DIRECTION:
Every entry must be copied word for word.

(Collected data entries)
============
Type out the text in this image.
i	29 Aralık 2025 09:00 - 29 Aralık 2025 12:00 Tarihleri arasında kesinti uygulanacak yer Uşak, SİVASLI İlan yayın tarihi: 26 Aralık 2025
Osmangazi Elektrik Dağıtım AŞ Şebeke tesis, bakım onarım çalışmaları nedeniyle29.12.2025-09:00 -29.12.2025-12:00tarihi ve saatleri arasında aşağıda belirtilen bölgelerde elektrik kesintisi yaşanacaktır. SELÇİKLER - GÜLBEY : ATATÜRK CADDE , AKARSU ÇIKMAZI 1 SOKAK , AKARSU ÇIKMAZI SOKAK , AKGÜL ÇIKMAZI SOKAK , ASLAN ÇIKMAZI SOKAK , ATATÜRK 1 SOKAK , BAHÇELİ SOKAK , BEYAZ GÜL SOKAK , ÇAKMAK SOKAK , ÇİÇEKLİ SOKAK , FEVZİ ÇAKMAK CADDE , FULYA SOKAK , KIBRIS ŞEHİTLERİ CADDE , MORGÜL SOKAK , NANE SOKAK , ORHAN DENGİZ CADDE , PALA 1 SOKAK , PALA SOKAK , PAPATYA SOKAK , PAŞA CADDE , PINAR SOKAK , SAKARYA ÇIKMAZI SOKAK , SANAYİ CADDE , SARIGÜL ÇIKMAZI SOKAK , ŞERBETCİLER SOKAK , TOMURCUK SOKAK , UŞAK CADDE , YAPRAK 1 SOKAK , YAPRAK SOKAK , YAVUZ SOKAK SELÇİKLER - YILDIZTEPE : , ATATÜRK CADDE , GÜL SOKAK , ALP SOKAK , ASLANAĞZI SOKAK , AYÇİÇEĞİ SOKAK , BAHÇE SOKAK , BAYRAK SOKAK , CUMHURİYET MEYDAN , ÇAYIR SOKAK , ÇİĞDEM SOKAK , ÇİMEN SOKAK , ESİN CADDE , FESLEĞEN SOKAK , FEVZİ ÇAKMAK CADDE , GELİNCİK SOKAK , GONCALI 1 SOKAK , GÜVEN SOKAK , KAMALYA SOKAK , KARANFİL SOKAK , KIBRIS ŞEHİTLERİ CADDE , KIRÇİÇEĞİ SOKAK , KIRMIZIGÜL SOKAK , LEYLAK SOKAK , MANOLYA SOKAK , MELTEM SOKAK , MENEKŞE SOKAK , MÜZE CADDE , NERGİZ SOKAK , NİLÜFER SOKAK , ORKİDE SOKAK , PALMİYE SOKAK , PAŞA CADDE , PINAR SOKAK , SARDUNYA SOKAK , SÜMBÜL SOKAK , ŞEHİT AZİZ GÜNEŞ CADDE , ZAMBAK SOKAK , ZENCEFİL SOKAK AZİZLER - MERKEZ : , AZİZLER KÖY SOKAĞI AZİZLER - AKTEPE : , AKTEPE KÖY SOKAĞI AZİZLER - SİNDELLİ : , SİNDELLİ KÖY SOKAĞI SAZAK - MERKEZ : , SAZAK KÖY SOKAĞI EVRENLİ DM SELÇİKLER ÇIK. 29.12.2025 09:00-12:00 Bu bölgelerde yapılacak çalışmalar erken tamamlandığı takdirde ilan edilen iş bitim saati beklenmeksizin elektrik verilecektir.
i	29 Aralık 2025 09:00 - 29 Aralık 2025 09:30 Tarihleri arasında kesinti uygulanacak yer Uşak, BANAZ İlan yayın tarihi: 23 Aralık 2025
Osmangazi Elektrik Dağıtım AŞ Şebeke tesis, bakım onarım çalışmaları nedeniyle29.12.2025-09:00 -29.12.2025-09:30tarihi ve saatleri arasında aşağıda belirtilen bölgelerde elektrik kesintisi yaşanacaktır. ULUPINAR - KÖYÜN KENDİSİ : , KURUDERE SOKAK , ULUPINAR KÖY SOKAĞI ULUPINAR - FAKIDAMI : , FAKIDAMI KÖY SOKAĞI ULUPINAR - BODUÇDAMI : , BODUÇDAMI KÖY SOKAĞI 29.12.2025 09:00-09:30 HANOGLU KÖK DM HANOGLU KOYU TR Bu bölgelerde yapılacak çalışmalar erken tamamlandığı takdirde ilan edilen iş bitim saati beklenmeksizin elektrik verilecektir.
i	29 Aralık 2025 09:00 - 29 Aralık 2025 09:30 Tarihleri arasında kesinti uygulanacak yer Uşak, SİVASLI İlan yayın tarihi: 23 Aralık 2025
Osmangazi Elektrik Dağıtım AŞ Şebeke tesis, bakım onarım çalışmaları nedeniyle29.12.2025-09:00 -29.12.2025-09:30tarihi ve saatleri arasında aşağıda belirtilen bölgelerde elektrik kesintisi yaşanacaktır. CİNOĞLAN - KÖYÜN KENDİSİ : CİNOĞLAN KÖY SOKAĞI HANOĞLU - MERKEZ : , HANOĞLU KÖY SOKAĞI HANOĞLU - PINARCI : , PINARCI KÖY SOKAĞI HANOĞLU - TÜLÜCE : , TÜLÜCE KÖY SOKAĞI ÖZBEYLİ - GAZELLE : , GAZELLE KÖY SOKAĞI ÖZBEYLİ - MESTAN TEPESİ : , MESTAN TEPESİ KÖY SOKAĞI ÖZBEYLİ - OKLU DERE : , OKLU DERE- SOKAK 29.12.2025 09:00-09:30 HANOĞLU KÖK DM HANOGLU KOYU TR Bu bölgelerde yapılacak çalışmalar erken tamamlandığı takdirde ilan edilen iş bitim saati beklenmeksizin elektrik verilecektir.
============
THE COMPLETED TASK:
Type out the text in this image.
i	29 Aralık 2025 09:00 - 29 Aralık 2025 12:00 Tarihleri arasında kesinti uygulanacak yer Uşak, SİVASLI İlan yayın tarihi: 26 Aralık 2025
Osmangazi Elektrik Dağıtım AŞ Şebeke tesis, bakım onarım çalışmaları nedeniyle29.12.2025-09:00 -29.12.2025-12:00tarihi ve saatleri arasında aşağıda belirtilen bölgelerde elektrik kesintisi yaşanacaktır. SELÇİKLER - GÜLBEY : ATATÜRK CADDE , AKARSU ÇIKMAZI 1 SOKAK , AKARSU ÇIKMAZI SOKAK , AKGÜL ÇIKMAZI SOKAK , ASLAN ÇIKMAZI SOKAK , ATATÜRK 1 SOKAK , BAHÇELİ SOKAK , BEYAZ GÜL SOKAK , ÇAKMAK SOKAK , ÇİÇEKLİ SOKAK , FEVZİ ÇAKMAK CADDE , FULYA SOKAK , KIBRIS ŞEHİTLERİ CADDE , MORGÜL SOKAK , NANE SOKAK , ORHAN DENGİZ CADDE , PALA 1 SOKAK , PALA SOKAK , PAPATYA SOKAK , PAŞA CADDE , PINAR SOKAK , SAKARYA ÇIKMAZI SOKAK , SANAYİ CADDE , SARIGÜL ÇIKMAZI SOKAK , ŞERBETCİLER SOKAK , TOMURCUK SOKAK , UŞAK CADDE , YAPRAK 1 SOKAK , YAPRAK SOKAK , YAVUZ SOKAK SELÇİKLER - YILDIZTEPE : , ATATÜRK CADDE , GÜL SOKAK , ALP SOKAK , ASLANAĞZI SOKAK , AYÇİÇEĞİ SOKAK , BAHÇE SOKAK , BAYRAK SOKAK , CUMHURİYET MEYDAN , ÇAYIR SOKAK , ÇİĞDEM SOKAK , ÇİMEN SOKAK , ESİN CADDE , FESLEĞEN SOKAK , FEVZİ ÇAKMAK CADDE , GELİNCİK SOKAK , GONCALI 1 SOKAK , GÜVEN SOKAK , KAMALYA SOKAK , KARANFİL SOKAK , KIBRIS ŞEHİTLERİ CADDE , KIRÇİÇEĞİ SOKAK , KIRMIZIGÜL SOKAK , LEYLAK SOKAK , MANOLYA SOKAK , MELTEM SOKAK , MENEKŞE SOKAK , MÜZE CADDE , NERGİZ SOKAK , NİLÜFER SOKAK , ORKİDE SOKAK , PALMİYE SOKAK , PAŞA CADDE , PINAR SOKAK , SARDUNYA SOKAK , SÜMBÜL SOKAK , ŞEHİT AZİZ GÜNEŞ CADDE , ZAMBAK SOKAK , ZENCEFİL SOKAK AZİZLER - MERKEZ : , AZİZLER KÖY SOKAĞI AZİZLER - AKTEPE : , AKTEPE KÖY SOKAĞI AZİZLER - SİNDELLİ : , SİNDELLİ KÖY SOKAĞI SAZAK - MERKEZ : , SAZAK KÖY SOKAĞI EVRENLİ DM SELÇİKLER ÇIK. 29.12.2025 09:00-12:00 Bu bölgelerde yapılacak çalışmalar erken tamamlandığı takdirde ilan edilen iş bitim saati beklenmeksizin elektrik verilecektir.
i	29 Aralık 2025 09:00 - 29 Aralık 2025 09:30 Tarihleri arasında kesinti uygulanacak yer Uşak, BANAZ İlan yayın tarihi: 23 Aralık 2025
Osmangazi Elektrik Dağıtım AŞ Şebeke tesis, bakım onarım çalışmaları nedeniyle29.12.2025-09:00 -29.12.2025-09:30tarihi ve saatleri arasında aşağıda belirtilen bölgelerde elektrik kesintisi yaşanacaktır. ULUPINAR - KÖYÜN KENDİSİ : , KURUDERE SOKAK , ULUPINAR KÖY SOKAĞI ULUPINAR - FAKIDAMI : , FAKIDAMI KÖY SOKAĞI ULUPINAR - BODUÇDAMI : , BODUÇDAMI KÖY SOKAĞI 29.12.2025 09:00-09:30 HANOGLU KÖK DM HANOGLU KOYU TR Bu bölgelerde yapılacak çalışmalar erken tamamlandığı takdirde ilan edilen iş bitim saati beklenmeksizin elektrik verilecektir.
i	29 Aralık 2025 09:00 - 29 Aralık 2025 09:30 Tarihleri arasında kesinti uygulanacak yer Uşak, SİVASLI İlan yayın tarihi: 23 Aralık 2025
Osmangazi Elektrik Dağıtım AŞ Şebeke tesis, bakım onarım çalışmaları nedeniyle29.12.2025-09:00 -29.12.2025-09:30tarihi ve saatleri arasında aşağıda belirtilen bölgelerde elektrik kesintisi yaşanacaktır. CİNOĞLAN - KÖYÜN KENDİSİ : CİNOĞLAN KÖY SOKAĞI HANOĞLU - MERKEZ : , HANOĞLU KÖY SOKAĞI HANOĞLU - PINARCI : , PINARCI KÖY SOKAĞI HANOĞLU - TÜLÜCE : , TÜLÜCE KÖY SOKAĞI ÖZBEYLİ - GAZELLE : , GAZELLE KÖY SOKAĞI ÖZBEYLİ - MESTAN TEPESİ : , MESTAN TEPESİ KÖY SOKAĞI ÖZBEYLİ - OKLU DERE : , OKLU DERE- SOKAK 29.12.2025 09:00-09:30 HANOĞLU KÖK DM HANOGLU KOYU TR Bu bölgelerde yapılacak çalışmalar erken tamamlandığı takdirde ilan edilen iş bitim saati beklenmeksizin elektrik verilecektir.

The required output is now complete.